(Structured figure records)
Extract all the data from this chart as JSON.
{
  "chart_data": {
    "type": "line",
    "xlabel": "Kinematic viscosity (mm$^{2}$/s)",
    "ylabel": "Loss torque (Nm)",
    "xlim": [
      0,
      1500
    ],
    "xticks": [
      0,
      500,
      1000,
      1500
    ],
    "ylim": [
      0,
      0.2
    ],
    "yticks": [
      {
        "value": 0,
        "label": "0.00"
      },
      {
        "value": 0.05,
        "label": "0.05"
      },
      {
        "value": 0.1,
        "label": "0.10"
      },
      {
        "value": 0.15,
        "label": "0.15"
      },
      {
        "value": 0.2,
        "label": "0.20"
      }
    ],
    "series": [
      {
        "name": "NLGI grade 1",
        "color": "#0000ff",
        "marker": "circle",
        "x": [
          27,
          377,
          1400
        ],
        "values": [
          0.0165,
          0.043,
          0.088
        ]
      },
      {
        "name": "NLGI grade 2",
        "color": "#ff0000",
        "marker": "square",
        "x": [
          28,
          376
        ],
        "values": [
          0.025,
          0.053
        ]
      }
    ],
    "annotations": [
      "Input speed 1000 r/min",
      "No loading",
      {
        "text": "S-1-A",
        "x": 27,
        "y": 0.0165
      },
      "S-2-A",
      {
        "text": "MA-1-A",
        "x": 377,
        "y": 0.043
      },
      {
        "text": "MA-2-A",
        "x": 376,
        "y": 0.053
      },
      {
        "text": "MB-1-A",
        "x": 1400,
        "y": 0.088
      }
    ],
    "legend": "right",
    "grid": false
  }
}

• **What needs to be done**: Set all of the entries down again, exactly as they were given.

• **Result**:
Extract all the data from this chart as JSON.
{
  "chart_data": {
    "type": "line",
    "xlabel": "Kinematic viscosity (mm$^{2}$/s)",
    "ylabel": "Loss torque (Nm)",
    "xlim": [
      0,
      1500
    ],
    "xticks": [
      0,
      500,
      1000,
      1500
    ],
    "ylim": [
      0,
      0.2
    ],
    "yticks": [
      {
        "value": 0,
        "label": "0.00"
      },
      {
        "value": 0.05,
        "label": "0.05"
      },
      {
        "value": 0.1,
        "label": "0.10"
      },
      {
        "value": 0.15,
        "label": "0.15"
      },
      {
        "value": 0.2,
        "label": "0.20"
      }
    ],
    "series": [
      {
        "name": "NLGI grade 1",
        "color": "#0000ff",
        "marker": "circle",
        "x": [
          27,
          377,
          1400
        ],
        "values": [
          0.0165,
          0.043,
          0.088
        ]
      },
      {
        "name": "NLGI grade 2",
        "color": "#ff0000",
        "marker": "square",
        "x": [
          28,
          376
        ],
        "values": [
          0.025,
          0.053
        ]
      }
    ],
    "annotations": [
      "Input speed 1000 r/min",
      "No loading",
      {
        "text": "S-1-A",
        "x": 27,
        "y": 0.0165
      },
      "S-2-A",
      {
        "text": "MA-1-A",
        "x": 377,
        "y": 0.043
      },
      {
        "text": "MA-2-A",
        "x": 376,
        "y": 0.053
      },
      {
        "text": "MB-1-A",
        "x": 1400,
        "y": 0.088
      }
    ],
    "legend": "right",
    "grid": false
  }
}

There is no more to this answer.